*** GIVEN INFORMATION

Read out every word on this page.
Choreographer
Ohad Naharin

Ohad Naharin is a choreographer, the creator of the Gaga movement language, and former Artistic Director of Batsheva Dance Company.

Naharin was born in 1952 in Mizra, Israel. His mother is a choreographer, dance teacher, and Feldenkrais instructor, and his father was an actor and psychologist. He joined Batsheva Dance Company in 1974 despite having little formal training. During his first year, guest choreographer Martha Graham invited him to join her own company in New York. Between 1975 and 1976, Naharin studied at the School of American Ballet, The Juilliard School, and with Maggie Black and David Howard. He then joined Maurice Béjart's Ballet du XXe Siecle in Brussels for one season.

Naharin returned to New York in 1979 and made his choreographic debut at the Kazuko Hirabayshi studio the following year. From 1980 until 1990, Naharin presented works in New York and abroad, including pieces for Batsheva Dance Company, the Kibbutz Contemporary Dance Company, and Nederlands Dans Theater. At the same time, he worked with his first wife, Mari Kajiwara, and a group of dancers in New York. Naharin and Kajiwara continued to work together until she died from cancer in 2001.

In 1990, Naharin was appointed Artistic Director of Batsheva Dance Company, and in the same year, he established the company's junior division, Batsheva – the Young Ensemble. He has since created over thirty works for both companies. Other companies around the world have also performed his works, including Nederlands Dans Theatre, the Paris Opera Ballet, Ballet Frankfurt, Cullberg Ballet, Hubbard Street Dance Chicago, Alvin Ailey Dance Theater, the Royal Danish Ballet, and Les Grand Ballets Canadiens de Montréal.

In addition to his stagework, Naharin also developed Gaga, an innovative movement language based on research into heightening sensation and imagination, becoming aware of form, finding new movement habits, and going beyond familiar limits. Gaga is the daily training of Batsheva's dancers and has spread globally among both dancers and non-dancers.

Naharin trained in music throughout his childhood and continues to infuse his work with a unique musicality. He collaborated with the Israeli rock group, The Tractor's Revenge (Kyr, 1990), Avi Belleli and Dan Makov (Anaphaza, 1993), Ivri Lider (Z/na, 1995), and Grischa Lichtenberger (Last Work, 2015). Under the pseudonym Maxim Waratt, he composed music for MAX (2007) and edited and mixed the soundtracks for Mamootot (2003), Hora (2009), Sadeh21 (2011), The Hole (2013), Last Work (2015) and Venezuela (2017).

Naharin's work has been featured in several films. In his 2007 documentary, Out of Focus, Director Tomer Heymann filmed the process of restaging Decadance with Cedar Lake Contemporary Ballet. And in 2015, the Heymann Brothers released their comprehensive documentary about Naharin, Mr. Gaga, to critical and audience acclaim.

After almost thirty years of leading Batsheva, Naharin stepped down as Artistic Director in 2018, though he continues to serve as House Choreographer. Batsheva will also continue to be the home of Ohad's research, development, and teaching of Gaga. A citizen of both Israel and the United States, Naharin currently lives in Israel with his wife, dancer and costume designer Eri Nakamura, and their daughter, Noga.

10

******

Without omitting anything, output the entries exactly.

• _EXPECTED ANSWER_
Read out every word on this page.
Choreographer
Ohad Naharin

Ohad Naharin is a choreographer, the creator of the Gaga movement language, and former Artistic Director of Batsheva Dance Company.

Naharin was born in 1952 in Mizra, Israel. His mother is a choreographer, dance teacher, and Feldenkrais instructor, and his father was an actor and psychologist. He joined Batsheva Dance Company in 1974 despite having little formal training. During his first year, guest choreographer Martha Graham invited him to join her own company in New York. Between 1975 and 1976, Naharin studied at the School of American Ballet, The Juilliard School, and with Maggie Black and David Howard. He then joined Maurice Béjart's Ballet du XXe Siecle in Brussels for one season.

Naharin returned to New York in 1979 and made his choreographic debut at the Kazuko Hirabayshi studio the following year. From 1980 until 1990, Naharin presented works in New York and abroad, including pieces for Batsheva Dance Company, the Kibbutz Contemporary Dance Company, and Nederlands Dans Theater. At the same time, he worked with his first wife, Mari Kajiwara, and a group of dancers in New York. Naharin and Kajiwara continued to work together until she died from cancer in 2001.

In 1990, Naharin was appointed Artistic Director of Batsheva Dance Company, and in the same year, he established the company's junior division, Batsheva – the Young Ensemble. He has since created over thirty works for both companies. Other companies around the world have also performed his works, including Nederlands Dans Theatre, the Paris Opera Ballet, Ballet Frankfurt, Cullberg Ballet, Hubbard Street Dance Chicago, Alvin Ailey Dance Theater, the Royal Danish Ballet, and Les Grand Ballets Canadiens de Montréal.

In addition to his stagework, Naharin also developed Gaga, an innovative movement language based on research into heightening sensation and imagination, becoming aware of form, finding new movement habits, and going beyond familiar limits. Gaga is the daily training of Batsheva's dancers and has spread globally among both dancers and non-dancers.

Naharin trained in music throughout his childhood and continues to infuse his work with a unique musicality. He collaborated with the Israeli rock group, The Tractor's Revenge (Kyr, 1990), Avi Belleli and Dan Makov (Anaphaza, 1993), Ivri Lider (Z/na, 1995), and Grischa Lichtenberger (Last Work, 2015). Under the pseudonym Maxim Waratt, he composed music for MAX (2007) and edited and mixed the soundtracks for Mamootot (2003), Hora (2009), Sadeh21 (2011), The Hole (2013), Last Work (2015) and Venezuela (2017).

Naharin's work has been featured in several films. In his 2007 documentary, Out of Focus, Director Tomer Heymann filmed the process of restaging Decadance with Cedar Lake Contemporary Ballet. And in 2015, the Heymann Brothers released their comprehensive documentary about Naharin, Mr. Gaga, to critical and audience acclaim.

After almost thirty years of leading Batsheva, Naharin stepped down as Artistic Director in 2018, though he continues to serve as House Choreographer. Batsheva will also continue to be the home of Ohad's research, development, and teaching of Gaga. A citizen of both Israel and the United States, Naharin currently lives in Israel with his wife, dancer and costume designer Eri Nakamura, and their daughter, Noga.

10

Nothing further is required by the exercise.